Stated problem:
Extract every record, exactly as written, and ignore the pictures.

■ ■ ■

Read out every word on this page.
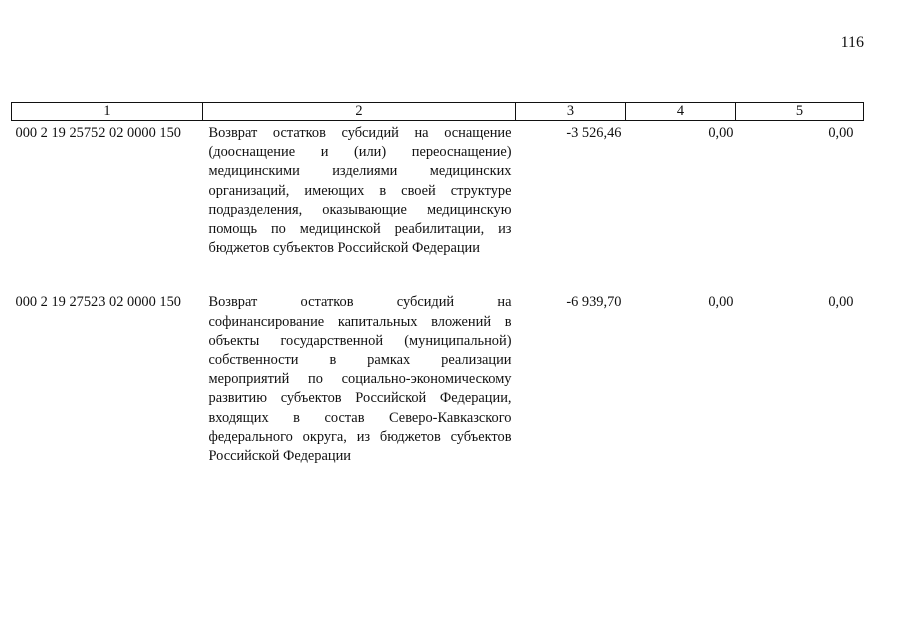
116
1	2	3	4	5
000 2 19 25752 02 0000 150	Возврат остатков субсидий на оснащение (дооснащение и (или) переоснащение) медицинскими изделиями медицинских организаций, имеющих в своей структуре подразделения, оказывающие медицинскую помощь по медицинской реабилитации, из бюджетов субъектов Российской Федерации	-3 526,46	0,00	0,00

000 2 19 27523 02 0000 150	Возврат остатков субсидий на софинансирование капитальных вложений в объекты государственной (муниципальной) собственности в рамках реализации мероприятий по социально-экономическому развитию субъектов Российской Федерации, входящих в состав Северо-Кавказского федерального округа, из бюджетов субъектов Российской Федерации	-6 939,70	0,00	0,00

■ ■ ■

Reply:
Read out every word on this page.
116
1	2	3	4	5
000 2 19 25752 02 0000 150	Возврат остатков субсидий на оснащение (дооснащение и (или) переоснащение) медицинскими изделиями медицинских организаций, имеющих в своей структуре подразделения, оказывающие медицинскую помощь по медицинской реабилитации, из бюджетов субъектов Российской Федерации	-3 526,46	0,00	0,00

000 2 19 27523 02 0000 150	Возврат остатков субсидий на софинансирование капитальных вложений в объекты государственной (муниципальной) собственности в рамках реализации мероприятий по социально-экономическому развитию субъектов Российской Федерации, входящих в состав Северо-Кавказского федерального округа, из бюджетов субъектов Российской Федерации	-6 939,70	0,00	0,00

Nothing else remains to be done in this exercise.